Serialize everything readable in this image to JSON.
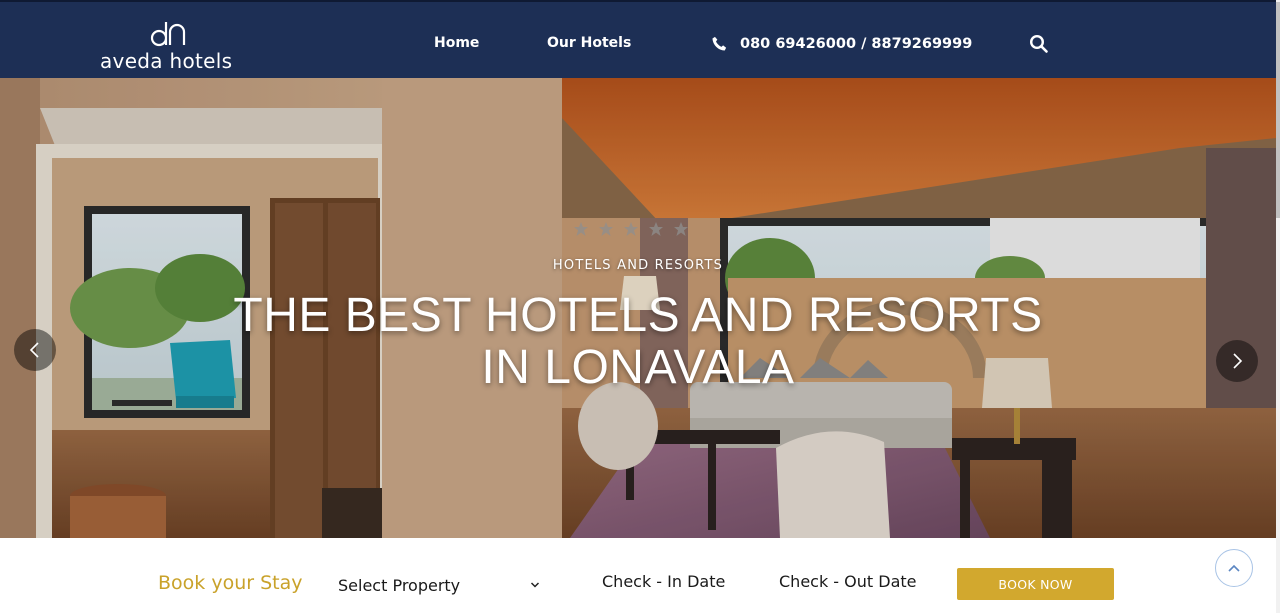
{
  "brand": {
    "logo_mark": "dn",
    "logo_text": "aveda hotels"
  },
  "nav": {
    "home": "Home",
    "our_hotels": "Our Hotels",
    "phone": "080 69426000 / 8879269999",
    "phone_icon": "phone-icon",
    "search_icon": "search-icon"
  },
  "hero": {
    "stars": 5,
    "subtitle": "HOTELS AND RESORTS",
    "title_line1": "THE BEST HOTELS AND RESORTS",
    "title_line2": "IN LONAVALA",
    "prev_icon": "chevron-left-icon",
    "next_icon": "chevron-right-icon"
  },
  "booking": {
    "title": "Book your Stay",
    "select_property": "Select Property",
    "check_in": "Check - In Date",
    "check_out": "Check - Out Date",
    "book_now": "BOOK NOW",
    "scroll_top_icon": "chevron-up-icon"
  },
  "colors": {
    "header_bg": "#1d2f55",
    "accent_gold": "#c9a22a",
    "button_gold": "#d2a82e"
  }
}
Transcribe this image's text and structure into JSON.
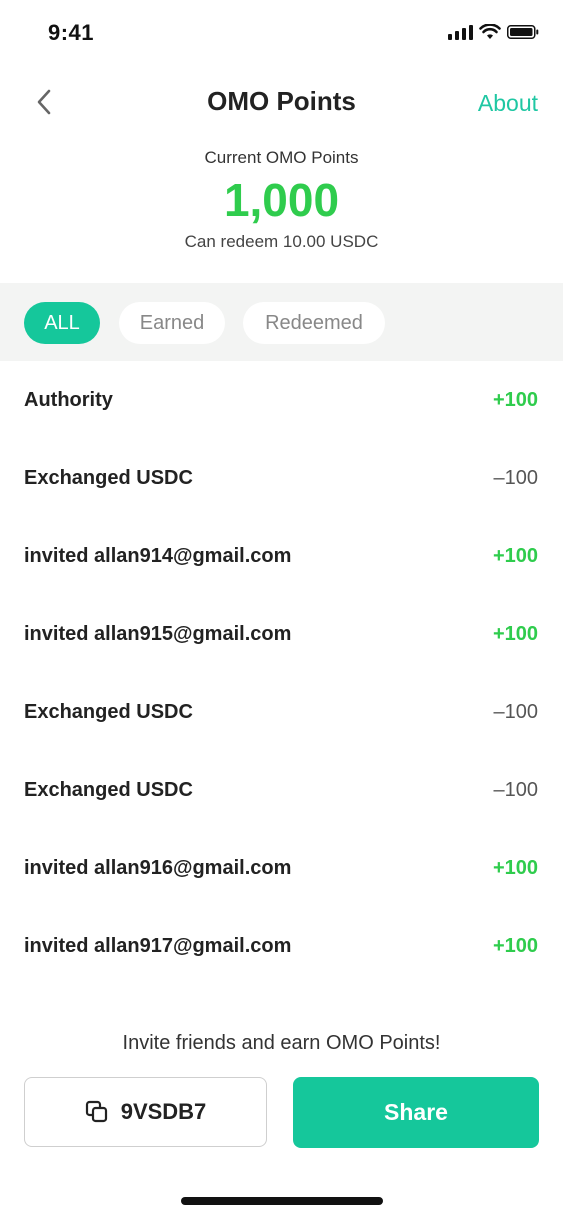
{
  "status_bar": {
    "time": "9:41"
  },
  "nav": {
    "title": "OMO Points",
    "about_label": "About"
  },
  "summary": {
    "label": "Current OMO Points",
    "points": "1,000",
    "redeem_text": "Can redeem 10.00 USDC"
  },
  "filters": [
    {
      "label": "ALL",
      "active": true
    },
    {
      "label": "Earned",
      "active": false
    },
    {
      "label": "Redeemed",
      "active": false
    }
  ],
  "transactions": [
    {
      "label": "Authority",
      "amount": "+100",
      "type": "positive"
    },
    {
      "label": "Exchanged USDC",
      "amount": "–100",
      "type": "negative"
    },
    {
      "label": "invited allan914@gmail.com",
      "amount": "+100",
      "type": "positive"
    },
    {
      "label": "invited allan915@gmail.com",
      "amount": "+100",
      "type": "positive"
    },
    {
      "label": "Exchanged USDC",
      "amount": "–100",
      "type": "negative"
    },
    {
      "label": "Exchanged USDC",
      "amount": "–100",
      "type": "negative"
    },
    {
      "label": "invited allan916@gmail.com",
      "amount": "+100",
      "type": "positive"
    },
    {
      "label": "invited allan917@gmail.com",
      "amount": "+100",
      "type": "positive"
    }
  ],
  "invite": {
    "text": "Invite friends and earn OMO Points!",
    "code": "9VSDB7",
    "share_label": "Share"
  },
  "colors": {
    "accent": "#15c79b",
    "positive": "#2fcc4d",
    "negative": "#555555"
  }
}
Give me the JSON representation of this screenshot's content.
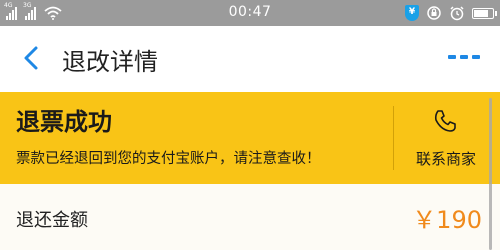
{
  "status_bar": {
    "network_a": "4G",
    "network_b": "3G",
    "time": "00:47",
    "battery_level": 0.85,
    "shield_label": "¥"
  },
  "nav": {
    "title": "退改详情"
  },
  "banner": {
    "title": "退票成功",
    "message": "票款已经退回到您的支付宝账户，请注意查收！",
    "contact_label": "联系商家",
    "background_color": "#f9c416"
  },
  "refund": {
    "label": "退还金额",
    "amount": "￥190",
    "amount_color": "#f08a1c"
  },
  "colors": {
    "accent": "#1e88e5"
  }
}
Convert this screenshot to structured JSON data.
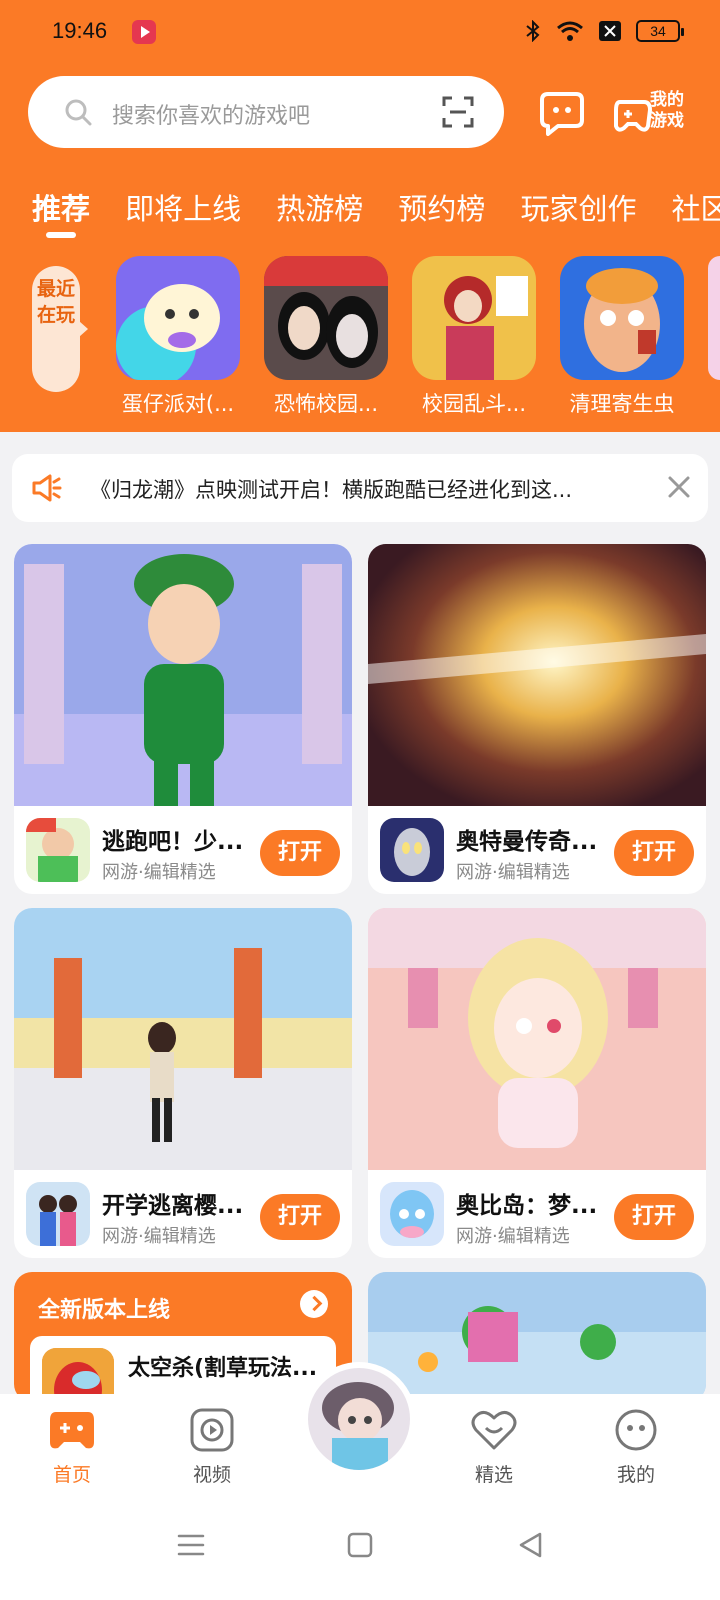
{
  "status_bar": {
    "time": "19:46",
    "battery": "34"
  },
  "search": {
    "placeholder": "搜索你喜欢的游戏吧"
  },
  "header": {
    "my_games_label": "我的游戏"
  },
  "tabs": [
    {
      "label": "推荐"
    },
    {
      "label": "即将上线"
    },
    {
      "label": "热游榜"
    },
    {
      "label": "预约榜"
    },
    {
      "label": "玩家创作"
    },
    {
      "label": "社区"
    }
  ],
  "recent": {
    "tag": "最近在玩",
    "items": [
      {
        "label": "蛋仔派对(..."
      },
      {
        "label": "恐怖校园..."
      },
      {
        "label": "校园乱斗..."
      },
      {
        "label": "清理寄生虫"
      }
    ]
  },
  "notice": {
    "text": "《归龙潮》点映测试开启！横版跑酷已经进化到这..."
  },
  "cards": [
    {
      "name": "逃跑吧！少...",
      "subtitle": "网游·编辑精选",
      "button": "打开"
    },
    {
      "name": "奥特曼传奇...",
      "subtitle": "网游·编辑精选",
      "button": "打开"
    },
    {
      "name": "开学逃离樱...",
      "subtitle": "网游·编辑精选",
      "button": "打开"
    },
    {
      "name": "奥比岛：梦...",
      "subtitle": "网游·编辑精选",
      "button": "打开"
    }
  ],
  "new_version": {
    "title": "全新版本上线",
    "game_name": "太空杀(割草玩法..."
  },
  "bottom_nav": [
    {
      "label": "首页"
    },
    {
      "label": "视频"
    },
    {
      "label": "精选"
    },
    {
      "label": "我的"
    }
  ],
  "colors": {
    "brand": "#fb7a26",
    "header": "#fb7a26",
    "background": "#f2f2f4"
  }
}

Requirements: Copy every line of the listing that includes the string "chevron".

Finished task:
    "prev_icon": "chevron-left-icon",
    "next_icon": "chevron-right-icon"
    "scroll_top_icon": "chevron-up-icon"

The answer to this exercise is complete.